**THE REQUEST**
Write out each line exactly as given. Leave the pictures out of your copy.

**Collected data**

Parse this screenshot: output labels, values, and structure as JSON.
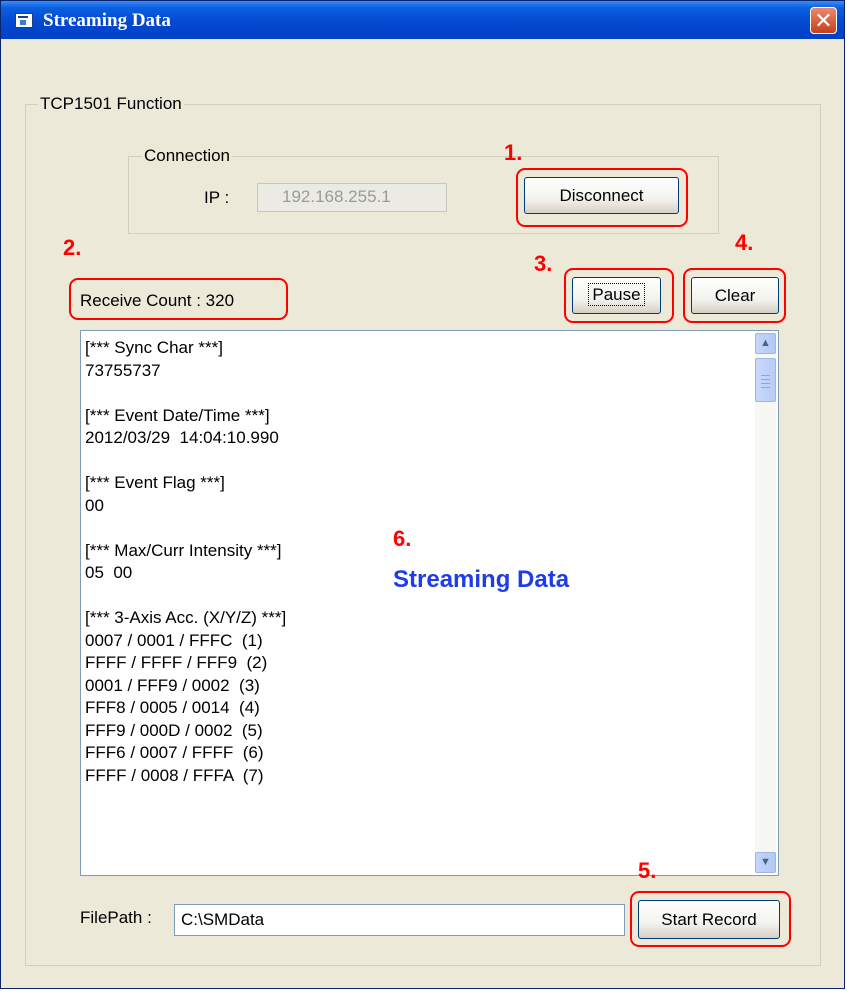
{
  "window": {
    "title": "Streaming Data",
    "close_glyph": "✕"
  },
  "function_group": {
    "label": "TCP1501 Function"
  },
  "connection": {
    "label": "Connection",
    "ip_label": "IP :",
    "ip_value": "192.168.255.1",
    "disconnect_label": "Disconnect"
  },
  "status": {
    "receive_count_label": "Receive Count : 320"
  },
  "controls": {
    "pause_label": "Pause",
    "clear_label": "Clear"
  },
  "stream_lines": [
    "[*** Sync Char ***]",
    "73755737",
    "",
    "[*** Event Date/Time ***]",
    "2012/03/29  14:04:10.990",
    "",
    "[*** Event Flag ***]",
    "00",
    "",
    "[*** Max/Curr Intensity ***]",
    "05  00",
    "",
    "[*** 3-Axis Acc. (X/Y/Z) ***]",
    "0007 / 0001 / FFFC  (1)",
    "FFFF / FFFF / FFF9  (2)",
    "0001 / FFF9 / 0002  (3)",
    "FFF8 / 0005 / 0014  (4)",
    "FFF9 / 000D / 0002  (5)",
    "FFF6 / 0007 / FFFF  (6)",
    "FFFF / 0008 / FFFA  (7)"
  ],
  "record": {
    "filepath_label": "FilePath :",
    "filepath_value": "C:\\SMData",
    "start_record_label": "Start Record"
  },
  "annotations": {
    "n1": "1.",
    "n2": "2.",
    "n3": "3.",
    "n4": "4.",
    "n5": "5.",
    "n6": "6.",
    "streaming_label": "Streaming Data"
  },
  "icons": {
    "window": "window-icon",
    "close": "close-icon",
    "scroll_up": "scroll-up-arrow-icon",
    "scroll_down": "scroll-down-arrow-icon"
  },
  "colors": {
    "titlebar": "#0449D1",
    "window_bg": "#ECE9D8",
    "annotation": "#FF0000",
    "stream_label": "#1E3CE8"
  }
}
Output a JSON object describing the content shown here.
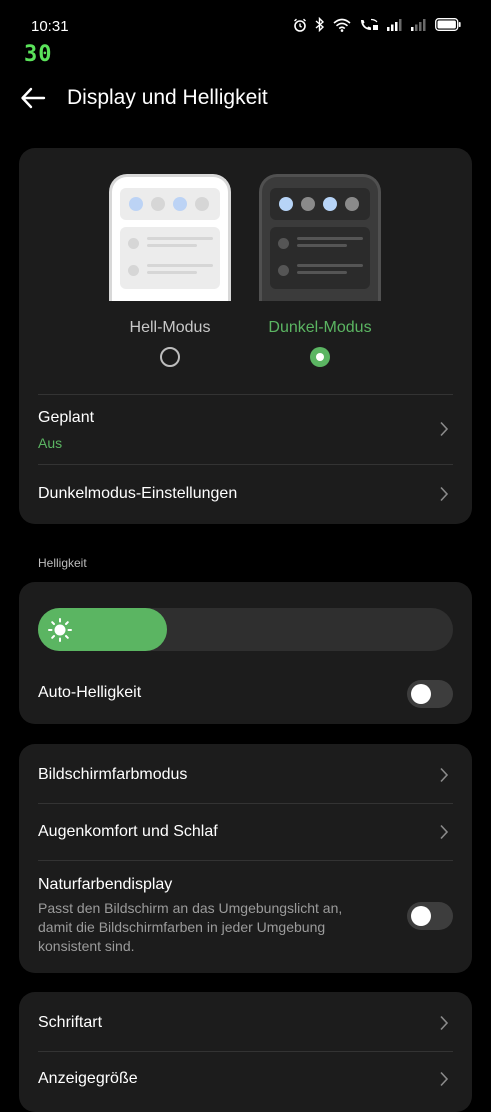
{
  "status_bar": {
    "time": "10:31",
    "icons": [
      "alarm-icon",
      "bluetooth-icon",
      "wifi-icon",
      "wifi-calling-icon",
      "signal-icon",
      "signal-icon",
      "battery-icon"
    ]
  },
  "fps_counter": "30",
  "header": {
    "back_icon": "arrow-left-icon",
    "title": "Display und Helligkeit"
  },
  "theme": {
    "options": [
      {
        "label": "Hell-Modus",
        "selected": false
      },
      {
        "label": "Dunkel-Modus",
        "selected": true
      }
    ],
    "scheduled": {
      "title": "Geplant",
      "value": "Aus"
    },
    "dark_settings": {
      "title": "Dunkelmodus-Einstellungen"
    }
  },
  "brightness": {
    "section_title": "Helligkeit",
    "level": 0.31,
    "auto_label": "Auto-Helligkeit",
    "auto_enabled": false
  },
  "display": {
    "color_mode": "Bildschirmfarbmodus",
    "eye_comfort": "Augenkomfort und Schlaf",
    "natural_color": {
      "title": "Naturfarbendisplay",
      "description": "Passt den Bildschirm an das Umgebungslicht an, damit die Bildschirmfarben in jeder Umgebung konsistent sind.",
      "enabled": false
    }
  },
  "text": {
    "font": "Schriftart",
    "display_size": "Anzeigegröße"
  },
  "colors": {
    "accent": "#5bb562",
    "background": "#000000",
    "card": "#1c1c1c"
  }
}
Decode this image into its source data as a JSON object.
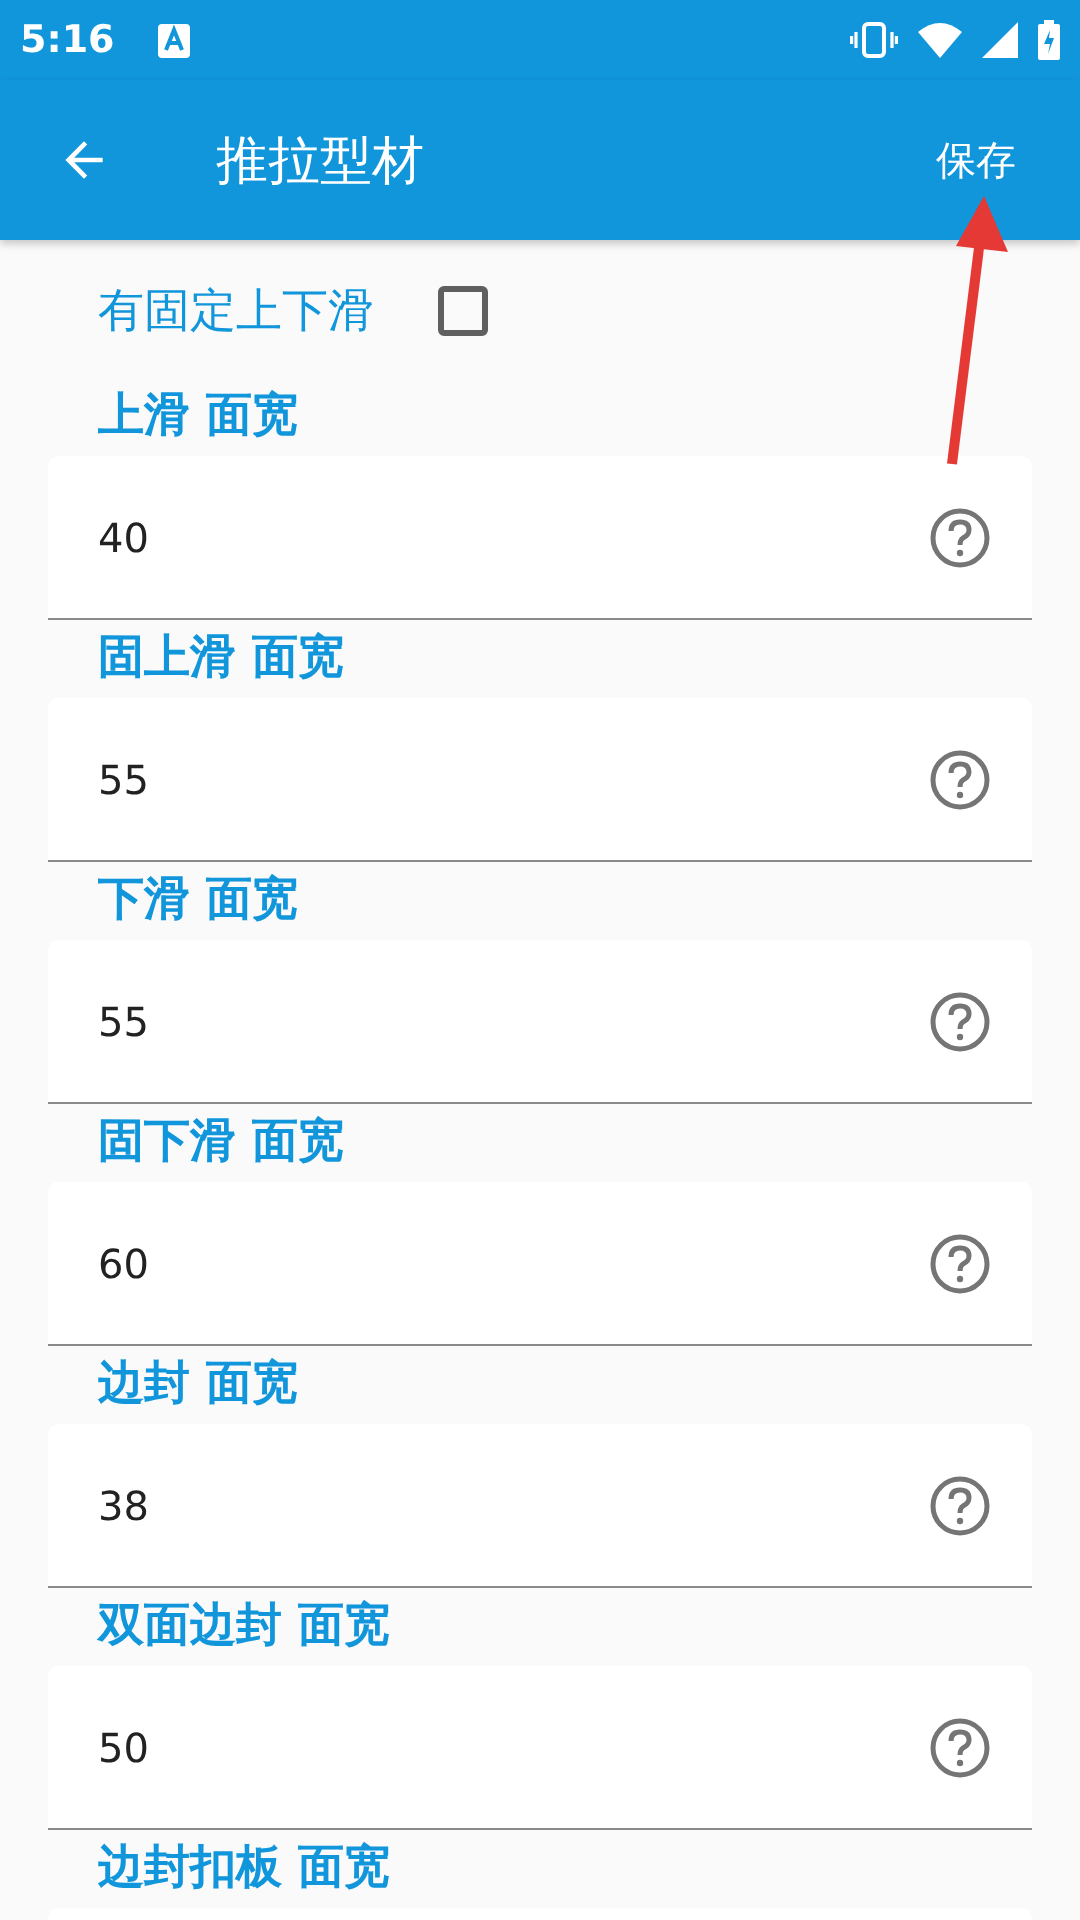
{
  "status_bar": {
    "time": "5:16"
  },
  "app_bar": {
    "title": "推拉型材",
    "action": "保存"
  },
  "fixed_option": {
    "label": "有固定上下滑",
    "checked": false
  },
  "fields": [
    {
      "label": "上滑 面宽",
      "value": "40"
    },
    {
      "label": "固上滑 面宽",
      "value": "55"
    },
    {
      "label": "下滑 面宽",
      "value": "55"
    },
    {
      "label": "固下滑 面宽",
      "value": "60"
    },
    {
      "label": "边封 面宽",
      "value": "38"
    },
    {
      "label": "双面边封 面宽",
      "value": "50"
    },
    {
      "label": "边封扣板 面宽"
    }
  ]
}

**OUTPUT OF THE TASK**
Parse this screenshot: output labels, values, and structure as JSON.
{
  "window": {
    "title": "Streaming Data",
    "close_glyph": "✕"
  },
  "function_group": {
    "label": "TCP1501 Function"
  },
  "connection": {
    "label": "Connection",
    "ip_label": "IP :",
    "ip_value": "192.168.255.1",
    "disconnect_label": "Disconnect"
  },
  "status": {
    "receive_count_label": "Receive Count : 320"
  },
  "controls": {
    "pause_label": "Pause",
    "clear_label": "Clear"
  },
  "stream_lines": [
    "[*** Sync Char ***]",
    "73755737",
    "",
    "[*** Event Date/Time ***]",
    "2012/03/29  14:04:10.990",
    "",
    "[*** Event Flag ***]",
    "00",
    "",
    "[*** Max/Curr Intensity ***]",
    "05  00",
    "",
    "[*** 3-Axis Acc. (X/Y/Z) ***]",
    "0007 / 0001 / FFFC  (1)",
    "FFFF / FFFF / FFF9  (2)",
    "0001 / FFF9 / 0002  (3)",
    "FFF8 / 0005 / 0014  (4)",
    "FFF9 / 000D / 0002  (5)",
    "FFF6 / 0007 / FFFF  (6)",
    "FFFF / 0008 / FFFA  (7)"
  ],
  "record": {
    "filepath_label": "FilePath :",
    "filepath_value": "C:\\SMData",
    "start_record_label": "Start Record"
  },
  "annotations": {
    "n1": "1.",
    "n2": "2.",
    "n3": "3.",
    "n4": "4.",
    "n5": "5.",
    "n6": "6.",
    "streaming_label": "Streaming Data"
  },
  "icons": {
    "window": "window-icon",
    "close": "close-icon",
    "scroll_up": "scroll-up-arrow-icon",
    "scroll_down": "scroll-down-arrow-icon"
  },
  "colors": {
    "titlebar": "#0449D1",
    "window_bg": "#ECE9D8",
    "annotation": "#FF0000",
    "stream_label": "#1E3CE8"
  }
}
Output a JSON object describing the content shown here.
{
  "status_bar": {
    "time": "10:31",
    "icons": [
      "alarm-icon",
      "bluetooth-icon",
      "wifi-icon",
      "wifi-calling-icon",
      "signal-icon",
      "signal-icon",
      "battery-icon"
    ]
  },
  "fps_counter": "30",
  "header": {
    "back_icon": "arrow-left-icon",
    "title": "Display und Helligkeit"
  },
  "theme": {
    "options": [
      {
        "label": "Hell-Modus",
        "selected": false
      },
      {
        "label": "Dunkel-Modus",
        "selected": true
      }
    ],
    "scheduled": {
      "title": "Geplant",
      "value": "Aus"
    },
    "dark_settings": {
      "title": "Dunkelmodus-Einstellungen"
    }
  },
  "brightness": {
    "section_title": "Helligkeit",
    "level": 0.31,
    "auto_label": "Auto-Helligkeit",
    "auto_enabled": false
  },
  "display": {
    "color_mode": "Bildschirmfarbmodus",
    "eye_comfort": "Augenkomfort und Schlaf",
    "natural_color": {
      "title": "Naturfarbendisplay",
      "description": "Passt den Bildschirm an das Umgebungslicht an, damit die Bildschirmfarben in jeder Umgebung konsistent sind.",
      "enabled": false
    }
  },
  "text": {
    "font": "Schriftart",
    "display_size": "Anzeigegröße"
  },
  "colors": {
    "accent": "#5bb562",
    "background": "#000000",
    "card": "#1c1c1c"
  }
}
Decode this image into its source data as a JSON object.
{
  "status_bar": {
    "time": "5:16"
  },
  "app_bar": {
    "title": "推拉型材",
    "action": "保存"
  },
  "fixed_option": {
    "label": "有固定上下滑",
    "checked": false
  },
  "fields": [
    {
      "label": "上滑 面宽",
      "value": "40"
    },
    {
      "label": "固上滑 面宽",
      "value": "55"
    },
    {
      "label": "下滑 面宽",
      "value": "55"
    },
    {
      "label": "固下滑 面宽",
      "value": "60"
    },
    {
      "label": "边封 面宽",
      "value": "38"
    },
    {
      "label": "双面边封 面宽",
      "value": "50"
    },
    {
      "label": "边封扣板 面宽"
    }
  ]
}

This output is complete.